JOB :: Every entry needs to be printed exactly, please.

RECORDS FOR THIS TASK ::

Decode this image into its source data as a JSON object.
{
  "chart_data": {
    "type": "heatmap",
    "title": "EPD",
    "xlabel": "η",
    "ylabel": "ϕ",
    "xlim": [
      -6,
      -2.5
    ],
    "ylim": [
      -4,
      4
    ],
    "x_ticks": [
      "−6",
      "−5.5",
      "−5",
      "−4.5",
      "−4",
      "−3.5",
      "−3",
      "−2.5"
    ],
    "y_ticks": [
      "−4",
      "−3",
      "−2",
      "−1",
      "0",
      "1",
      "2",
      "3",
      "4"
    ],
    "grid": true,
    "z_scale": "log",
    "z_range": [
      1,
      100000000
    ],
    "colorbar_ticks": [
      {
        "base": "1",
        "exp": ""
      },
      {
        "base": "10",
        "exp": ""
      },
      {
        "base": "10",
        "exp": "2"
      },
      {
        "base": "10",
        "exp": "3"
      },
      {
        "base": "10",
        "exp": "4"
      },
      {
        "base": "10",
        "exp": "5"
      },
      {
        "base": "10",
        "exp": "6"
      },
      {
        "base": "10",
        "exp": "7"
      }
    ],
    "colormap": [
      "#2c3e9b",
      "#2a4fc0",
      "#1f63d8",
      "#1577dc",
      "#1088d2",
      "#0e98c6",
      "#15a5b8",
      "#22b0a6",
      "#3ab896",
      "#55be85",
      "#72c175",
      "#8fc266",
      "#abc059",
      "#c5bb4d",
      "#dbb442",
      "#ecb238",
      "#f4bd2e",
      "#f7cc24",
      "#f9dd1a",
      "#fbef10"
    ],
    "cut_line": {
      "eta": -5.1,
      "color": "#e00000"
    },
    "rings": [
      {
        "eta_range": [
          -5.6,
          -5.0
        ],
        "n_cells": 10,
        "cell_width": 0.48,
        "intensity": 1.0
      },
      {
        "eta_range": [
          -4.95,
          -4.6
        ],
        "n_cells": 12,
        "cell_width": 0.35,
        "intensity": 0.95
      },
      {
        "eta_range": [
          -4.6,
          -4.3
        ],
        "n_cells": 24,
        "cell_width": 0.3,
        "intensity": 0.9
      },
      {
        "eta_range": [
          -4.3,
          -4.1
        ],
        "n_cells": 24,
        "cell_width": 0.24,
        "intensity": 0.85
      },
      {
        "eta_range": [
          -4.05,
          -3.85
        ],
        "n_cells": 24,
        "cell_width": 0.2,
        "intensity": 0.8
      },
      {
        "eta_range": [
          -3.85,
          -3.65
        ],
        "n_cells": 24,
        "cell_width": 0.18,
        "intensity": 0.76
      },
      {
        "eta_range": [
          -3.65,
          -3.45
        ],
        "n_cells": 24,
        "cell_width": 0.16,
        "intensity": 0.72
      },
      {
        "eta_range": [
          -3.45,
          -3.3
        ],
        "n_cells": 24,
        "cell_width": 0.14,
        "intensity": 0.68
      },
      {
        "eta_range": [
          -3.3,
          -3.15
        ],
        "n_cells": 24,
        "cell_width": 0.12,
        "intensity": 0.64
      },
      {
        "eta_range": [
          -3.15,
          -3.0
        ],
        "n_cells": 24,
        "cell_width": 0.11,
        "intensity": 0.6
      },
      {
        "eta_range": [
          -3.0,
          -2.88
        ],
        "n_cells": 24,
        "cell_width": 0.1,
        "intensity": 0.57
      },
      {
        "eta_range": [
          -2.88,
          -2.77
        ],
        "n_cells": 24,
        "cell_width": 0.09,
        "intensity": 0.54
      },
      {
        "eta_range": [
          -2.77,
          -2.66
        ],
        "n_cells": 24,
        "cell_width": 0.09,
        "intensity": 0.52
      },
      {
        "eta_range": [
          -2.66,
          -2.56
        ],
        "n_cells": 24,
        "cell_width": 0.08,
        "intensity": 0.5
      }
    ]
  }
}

IN RESPONSE ::
Decode this image into its source data as a JSON object.
{
  "chart_data": {
    "type": "heatmap",
    "title": "EPD",
    "xlabel": "η",
    "ylabel": "ϕ",
    "xlim": [
      -6,
      -2.5
    ],
    "ylim": [
      -4,
      4
    ],
    "x_ticks": [
      "−6",
      "−5.5",
      "−5",
      "−4.5",
      "−4",
      "−3.5",
      "−3",
      "−2.5"
    ],
    "y_ticks": [
      "−4",
      "−3",
      "−2",
      "−1",
      "0",
      "1",
      "2",
      "3",
      "4"
    ],
    "grid": true,
    "z_scale": "log",
    "z_range": [
      1,
      100000000
    ],
    "colorbar_ticks": [
      {
        "base": "1",
        "exp": ""
      },
      {
        "base": "10",
        "exp": ""
      },
      {
        "base": "10",
        "exp": "2"
      },
      {
        "base": "10",
        "exp": "3"
      },
      {
        "base": "10",
        "exp": "4"
      },
      {
        "base": "10",
        "exp": "5"
      },
      {
        "base": "10",
        "exp": "6"
      },
      {
        "base": "10",
        "exp": "7"
      }
    ],
    "colormap": [
      "#2c3e9b",
      "#2a4fc0",
      "#1f63d8",
      "#1577dc",
      "#1088d2",
      "#0e98c6",
      "#15a5b8",
      "#22b0a6",
      "#3ab896",
      "#55be85",
      "#72c175",
      "#8fc266",
      "#abc059",
      "#c5bb4d",
      "#dbb442",
      "#ecb238",
      "#f4bd2e",
      "#f7cc24",
      "#f9dd1a",
      "#fbef10"
    ],
    "cut_line": {
      "eta": -5.1,
      "color": "#e00000"
    },
    "rings": [
      {
        "eta_range": [
          -5.6,
          -5.0
        ],
        "n_cells": 10,
        "cell_width": 0.48,
        "intensity": 1.0
      },
      {
        "eta_range": [
          -4.95,
          -4.6
        ],
        "n_cells": 12,
        "cell_width": 0.35,
        "intensity": 0.95
      },
      {
        "eta_range": [
          -4.6,
          -4.3
        ],
        "n_cells": 24,
        "cell_width": 0.3,
        "intensity": 0.9
      },
      {
        "eta_range": [
          -4.3,
          -4.1
        ],
        "n_cells": 24,
        "cell_width": 0.24,
        "intensity": 0.85
      },
      {
        "eta_range": [
          -4.05,
          -3.85
        ],
        "n_cells": 24,
        "cell_width": 0.2,
        "intensity": 0.8
      },
      {
        "eta_range": [
          -3.85,
          -3.65
        ],
        "n_cells": 24,
        "cell_width": 0.18,
        "intensity": 0.76
      },
      {
        "eta_range": [
          -3.65,
          -3.45
        ],
        "n_cells": 24,
        "cell_width": 0.16,
        "intensity": 0.72
      },
      {
        "eta_range": [
          -3.45,
          -3.3
        ],
        "n_cells": 24,
        "cell_width": 0.14,
        "intensity": 0.68
      },
      {
        "eta_range": [
          -3.3,
          -3.15
        ],
        "n_cells": 24,
        "cell_width": 0.12,
        "intensity": 0.64
      },
      {
        "eta_range": [
          -3.15,
          -3.0
        ],
        "n_cells": 24,
        "cell_width": 0.11,
        "intensity": 0.6
      },
      {
        "eta_range": [
          -3.0,
          -2.88
        ],
        "n_cells": 24,
        "cell_width": 0.1,
        "intensity": 0.57
      },
      {
        "eta_range": [
          -2.88,
          -2.77
        ],
        "n_cells": 24,
        "cell_width": 0.09,
        "intensity": 0.54
      },
      {
        "eta_range": [
          -2.77,
          -2.66
        ],
        "n_cells": 24,
        "cell_width": 0.09,
        "intensity": 0.52
      },
      {
        "eta_range": [
          -2.66,
          -2.56
        ],
        "n_cells": 24,
        "cell_width": 0.08,
        "intensity": 0.5
      }
    ]
  }
}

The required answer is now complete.